## Data to use
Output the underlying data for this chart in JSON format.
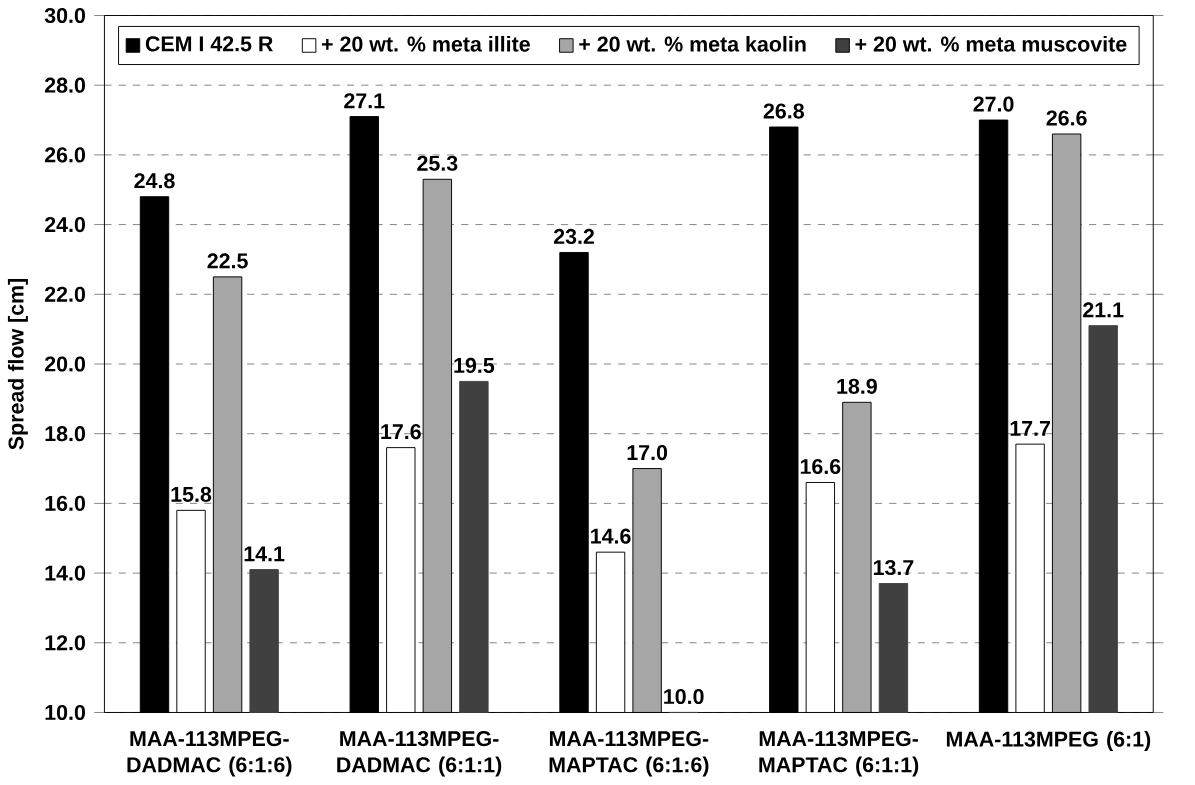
{
  "chart_data": {
    "type": "bar",
    "ylabel": "Spread flow [cm]",
    "categories": [
      "MAA-113MPEG-DADMAC (6:1:6)",
      "MAA-113MPEG-DADMAC (6:1:1)",
      "MAA-113MPEG-MAPTAC (6:1:6)",
      "MAA-113MPEG-MAPTAC (6:1:1)",
      "MAA-113MPEG (6:1)"
    ],
    "series": [
      {
        "name": "CEM I 42.5 R",
        "color": "#000000",
        "values": [
          24.8,
          27.1,
          23.2,
          26.8,
          27.0
        ],
        "value_labels": [
          "24.8",
          "27.1",
          "23.2",
          "26.8",
          "27.0"
        ]
      },
      {
        "name": "+ 20 wt. % meta illite",
        "color": "#ffffff",
        "values": [
          15.8,
          17.6,
          14.6,
          16.6,
          17.7
        ],
        "value_labels": [
          "15.8",
          "17.6",
          "14.6",
          "16.6",
          "17.7"
        ]
      },
      {
        "name": "+ 20 wt. % meta kaolin",
        "color": "#a6a6a6",
        "values": [
          22.5,
          25.3,
          17.0,
          18.9,
          26.6
        ],
        "value_labels": [
          "22.5",
          "25.3",
          "17.0",
          "18.9",
          "26.6"
        ]
      },
      {
        "name": "+ 20 wt. % meta muscovite",
        "color": "#404040",
        "values": [
          14.1,
          19.5,
          10.0,
          13.7,
          21.1
        ],
        "value_labels": [
          "14.1",
          "19.5",
          "10.0",
          "13.7",
          "21.1"
        ]
      }
    ],
    "ylim": [
      10,
      30
    ],
    "yticks": [
      {
        "value": 10,
        "label": "10.0"
      },
      {
        "value": 12,
        "label": "12.0"
      },
      {
        "value": 14,
        "label": "14.0"
      },
      {
        "value": 16,
        "label": "16.0"
      },
      {
        "value": 18,
        "label": "18.0"
      },
      {
        "value": 20,
        "label": "20.0"
      },
      {
        "value": 22,
        "label": "22.0"
      },
      {
        "value": 24,
        "label": "24.0"
      },
      {
        "value": 26,
        "label": "26.0"
      },
      {
        "value": 28,
        "label": "28.0"
      },
      {
        "value": 30,
        "label": "30.0"
      }
    ],
    "grid": "y",
    "legend": "top"
  }
}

## Goal of the exercise
From the entries above, copy each line holding "meta".

## Correct response
        "name": "+ 20 wt. % meta illite",
        "name": "+ 20 wt. % meta kaolin",
        "name": "+ 20 wt. % meta muscovite",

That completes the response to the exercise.